-- Stored records start --
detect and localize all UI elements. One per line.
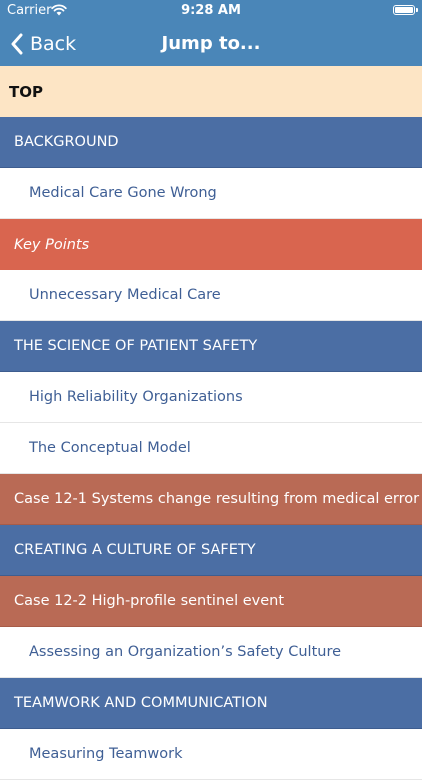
list-item-key-points[interactable]: Key Points [0, 219, 422, 270]
list-item-subsection[interactable]: Unnecessary Medical Care [0, 270, 422, 321]
list-item-section[interactable]: BACKGROUND [0, 117, 422, 168]
list-item-subsection[interactable]: Measuring Teamwork [0, 729, 422, 780]
status-time: 9:28 AM [181, 3, 241, 18]
list-item-section[interactable]: TEAMWORK AND COMMUNICATION [0, 678, 422, 729]
battery-level [395, 7, 413, 13]
list-item-subsection[interactable]: Assessing an Organization’s Safety Cultu… [0, 627, 422, 678]
header: Carrier 9:28 AM Back Jump to... [0, 0, 422, 66]
list-item-case[interactable]: Case 12-2 High-profile sentinel event [0, 576, 422, 627]
status-bar: Carrier 9:28 AM [0, 0, 422, 22]
navigation-bar: Back Jump to... [0, 22, 422, 66]
list-item-subsection[interactable]: The Conceptual Model [0, 423, 422, 474]
list-item-subsection[interactable]: Medical Care Gone Wrong [0, 168, 422, 219]
list-item-section[interactable]: THE SCIENCE OF PATIENT SAFETY [0, 321, 422, 372]
list-item-subsection[interactable]: High Reliability Organizations [0, 372, 422, 423]
list-item-section[interactable]: CREATING A CULTURE OF SAFETY [0, 525, 422, 576]
battery-icon [393, 5, 418, 15]
list-item-top[interactable]: TOP [0, 66, 422, 117]
page-title: Jump to... [161, 33, 261, 54]
jump-list: TOP BACKGROUND Medical Care Gone Wrong K… [0, 66, 422, 780]
list-item-case[interactable]: Case 12-1 Systems change resulting from … [0, 474, 422, 525]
-- Stored records end --
Please state how many lines in the records above contain the string "Case", and reply with the number only.

Right answer: 2